* Start RECORDS TO PROCESS *

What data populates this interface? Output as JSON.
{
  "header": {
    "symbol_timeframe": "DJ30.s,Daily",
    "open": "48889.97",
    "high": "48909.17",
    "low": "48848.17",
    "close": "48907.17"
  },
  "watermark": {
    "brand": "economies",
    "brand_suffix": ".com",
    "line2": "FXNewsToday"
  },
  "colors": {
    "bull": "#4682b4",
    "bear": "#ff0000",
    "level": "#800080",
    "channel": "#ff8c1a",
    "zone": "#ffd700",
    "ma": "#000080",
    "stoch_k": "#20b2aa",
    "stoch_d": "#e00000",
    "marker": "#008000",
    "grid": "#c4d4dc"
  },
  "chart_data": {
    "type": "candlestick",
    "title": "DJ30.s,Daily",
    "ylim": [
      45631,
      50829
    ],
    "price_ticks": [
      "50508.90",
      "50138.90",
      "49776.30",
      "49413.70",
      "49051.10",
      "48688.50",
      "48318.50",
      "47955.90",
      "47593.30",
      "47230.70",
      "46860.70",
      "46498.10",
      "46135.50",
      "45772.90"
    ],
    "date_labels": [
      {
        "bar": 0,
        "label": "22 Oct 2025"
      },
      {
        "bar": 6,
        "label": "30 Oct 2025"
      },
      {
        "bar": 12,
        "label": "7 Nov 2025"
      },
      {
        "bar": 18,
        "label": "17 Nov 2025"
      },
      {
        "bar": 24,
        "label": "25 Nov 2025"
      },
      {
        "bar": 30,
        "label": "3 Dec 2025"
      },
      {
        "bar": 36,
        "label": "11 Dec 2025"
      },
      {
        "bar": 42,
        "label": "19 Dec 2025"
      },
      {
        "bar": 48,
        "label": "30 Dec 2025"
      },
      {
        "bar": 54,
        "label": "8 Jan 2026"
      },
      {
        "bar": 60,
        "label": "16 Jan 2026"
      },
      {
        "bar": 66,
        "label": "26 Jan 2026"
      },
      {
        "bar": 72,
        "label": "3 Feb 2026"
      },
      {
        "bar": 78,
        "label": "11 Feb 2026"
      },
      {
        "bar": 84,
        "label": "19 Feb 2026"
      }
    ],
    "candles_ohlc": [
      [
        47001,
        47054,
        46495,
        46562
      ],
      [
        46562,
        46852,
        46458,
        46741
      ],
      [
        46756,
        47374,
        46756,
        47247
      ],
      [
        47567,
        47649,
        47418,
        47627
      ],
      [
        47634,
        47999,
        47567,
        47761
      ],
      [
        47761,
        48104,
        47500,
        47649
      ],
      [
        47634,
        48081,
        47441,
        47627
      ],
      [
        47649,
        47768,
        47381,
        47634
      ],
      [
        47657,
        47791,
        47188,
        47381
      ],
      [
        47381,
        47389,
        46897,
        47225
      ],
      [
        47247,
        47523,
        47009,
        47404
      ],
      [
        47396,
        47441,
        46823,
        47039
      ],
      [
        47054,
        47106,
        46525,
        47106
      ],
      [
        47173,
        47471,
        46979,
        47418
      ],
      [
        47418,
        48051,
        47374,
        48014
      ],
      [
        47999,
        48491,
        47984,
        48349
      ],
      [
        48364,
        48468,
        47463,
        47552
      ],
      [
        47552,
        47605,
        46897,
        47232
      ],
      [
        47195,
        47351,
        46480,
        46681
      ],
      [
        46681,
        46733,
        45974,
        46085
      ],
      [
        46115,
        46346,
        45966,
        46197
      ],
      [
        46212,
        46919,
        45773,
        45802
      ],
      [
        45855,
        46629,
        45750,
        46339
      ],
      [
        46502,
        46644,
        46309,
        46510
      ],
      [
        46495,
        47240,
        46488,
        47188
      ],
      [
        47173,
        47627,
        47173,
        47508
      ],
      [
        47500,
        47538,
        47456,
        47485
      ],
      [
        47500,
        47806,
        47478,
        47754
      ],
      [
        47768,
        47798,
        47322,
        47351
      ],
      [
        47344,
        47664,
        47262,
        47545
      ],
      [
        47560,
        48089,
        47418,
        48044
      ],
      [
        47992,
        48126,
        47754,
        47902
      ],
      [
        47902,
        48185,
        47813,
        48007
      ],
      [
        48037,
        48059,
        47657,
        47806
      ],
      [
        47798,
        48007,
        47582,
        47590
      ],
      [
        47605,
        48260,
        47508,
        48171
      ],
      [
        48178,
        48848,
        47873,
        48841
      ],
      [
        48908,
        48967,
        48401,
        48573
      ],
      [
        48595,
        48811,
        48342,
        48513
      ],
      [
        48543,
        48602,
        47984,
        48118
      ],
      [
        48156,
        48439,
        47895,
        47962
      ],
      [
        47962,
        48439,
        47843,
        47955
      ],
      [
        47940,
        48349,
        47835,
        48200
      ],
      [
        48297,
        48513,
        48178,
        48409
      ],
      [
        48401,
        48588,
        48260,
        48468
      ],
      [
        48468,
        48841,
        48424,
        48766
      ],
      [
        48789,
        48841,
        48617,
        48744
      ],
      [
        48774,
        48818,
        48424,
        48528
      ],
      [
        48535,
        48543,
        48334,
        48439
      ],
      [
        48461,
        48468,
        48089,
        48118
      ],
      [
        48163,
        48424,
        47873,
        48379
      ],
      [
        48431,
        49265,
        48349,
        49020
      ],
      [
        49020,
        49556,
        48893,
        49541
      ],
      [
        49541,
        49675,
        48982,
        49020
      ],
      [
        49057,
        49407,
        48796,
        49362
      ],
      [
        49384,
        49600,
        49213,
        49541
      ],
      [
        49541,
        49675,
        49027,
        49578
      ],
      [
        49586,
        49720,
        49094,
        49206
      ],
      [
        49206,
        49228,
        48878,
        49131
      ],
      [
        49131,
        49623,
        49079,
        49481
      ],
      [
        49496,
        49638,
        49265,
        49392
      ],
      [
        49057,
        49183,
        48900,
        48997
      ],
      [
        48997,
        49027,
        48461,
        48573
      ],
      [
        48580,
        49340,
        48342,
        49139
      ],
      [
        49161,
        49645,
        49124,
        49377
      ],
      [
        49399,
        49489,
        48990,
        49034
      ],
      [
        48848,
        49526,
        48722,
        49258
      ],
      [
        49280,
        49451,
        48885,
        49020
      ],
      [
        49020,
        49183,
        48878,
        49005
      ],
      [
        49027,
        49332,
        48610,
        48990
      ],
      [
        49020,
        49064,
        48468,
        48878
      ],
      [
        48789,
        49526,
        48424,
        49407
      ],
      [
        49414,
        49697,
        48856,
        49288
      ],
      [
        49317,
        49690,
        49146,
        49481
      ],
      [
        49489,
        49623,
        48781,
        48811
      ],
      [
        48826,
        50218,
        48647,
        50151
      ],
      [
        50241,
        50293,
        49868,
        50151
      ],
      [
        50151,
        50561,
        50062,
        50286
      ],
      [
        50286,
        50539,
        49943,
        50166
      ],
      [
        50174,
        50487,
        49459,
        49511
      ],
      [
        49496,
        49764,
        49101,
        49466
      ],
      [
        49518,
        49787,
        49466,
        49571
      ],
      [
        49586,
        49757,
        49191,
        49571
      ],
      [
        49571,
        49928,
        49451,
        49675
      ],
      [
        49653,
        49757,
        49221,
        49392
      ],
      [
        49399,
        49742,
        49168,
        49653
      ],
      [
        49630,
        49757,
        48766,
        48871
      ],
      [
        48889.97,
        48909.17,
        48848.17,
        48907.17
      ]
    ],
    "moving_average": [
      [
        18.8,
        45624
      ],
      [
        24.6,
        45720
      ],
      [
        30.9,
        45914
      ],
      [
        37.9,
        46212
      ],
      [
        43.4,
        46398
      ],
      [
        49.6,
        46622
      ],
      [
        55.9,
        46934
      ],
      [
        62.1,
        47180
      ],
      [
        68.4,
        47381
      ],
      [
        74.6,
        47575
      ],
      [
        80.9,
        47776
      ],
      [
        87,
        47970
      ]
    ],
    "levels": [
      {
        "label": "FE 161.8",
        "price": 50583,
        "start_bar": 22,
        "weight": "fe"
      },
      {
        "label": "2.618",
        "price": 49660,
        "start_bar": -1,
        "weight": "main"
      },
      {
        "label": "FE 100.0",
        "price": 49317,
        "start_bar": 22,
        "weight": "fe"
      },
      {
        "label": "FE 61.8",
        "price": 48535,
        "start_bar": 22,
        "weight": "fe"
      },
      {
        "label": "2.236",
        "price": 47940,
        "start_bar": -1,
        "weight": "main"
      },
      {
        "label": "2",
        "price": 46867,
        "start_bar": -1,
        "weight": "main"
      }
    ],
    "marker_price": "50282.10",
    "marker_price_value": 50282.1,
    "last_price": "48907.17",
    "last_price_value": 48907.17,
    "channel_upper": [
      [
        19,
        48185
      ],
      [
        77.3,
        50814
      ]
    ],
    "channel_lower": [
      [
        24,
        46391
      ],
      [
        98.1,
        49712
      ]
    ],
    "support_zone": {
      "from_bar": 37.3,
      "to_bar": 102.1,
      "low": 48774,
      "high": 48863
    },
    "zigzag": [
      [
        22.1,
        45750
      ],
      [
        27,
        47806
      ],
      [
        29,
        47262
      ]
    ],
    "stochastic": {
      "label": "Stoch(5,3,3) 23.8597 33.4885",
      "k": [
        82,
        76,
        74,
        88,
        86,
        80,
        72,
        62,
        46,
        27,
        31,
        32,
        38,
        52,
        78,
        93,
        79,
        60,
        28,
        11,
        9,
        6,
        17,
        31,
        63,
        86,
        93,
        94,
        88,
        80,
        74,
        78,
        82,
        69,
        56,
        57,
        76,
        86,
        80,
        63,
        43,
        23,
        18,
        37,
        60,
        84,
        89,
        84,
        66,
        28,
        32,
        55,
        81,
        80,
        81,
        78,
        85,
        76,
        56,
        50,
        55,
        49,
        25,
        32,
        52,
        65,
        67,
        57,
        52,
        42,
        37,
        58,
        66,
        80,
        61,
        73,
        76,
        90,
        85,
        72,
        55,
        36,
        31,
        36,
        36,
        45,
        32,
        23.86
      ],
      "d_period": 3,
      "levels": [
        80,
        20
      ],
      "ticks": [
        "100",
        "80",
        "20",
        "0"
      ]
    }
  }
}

* End RECORDS TO PROCESS *

Pull out and copy each line containing the string "Daily".

    "symbol_timeframe": "DJ30.s,Daily",
    "title": "DJ30.s,Daily",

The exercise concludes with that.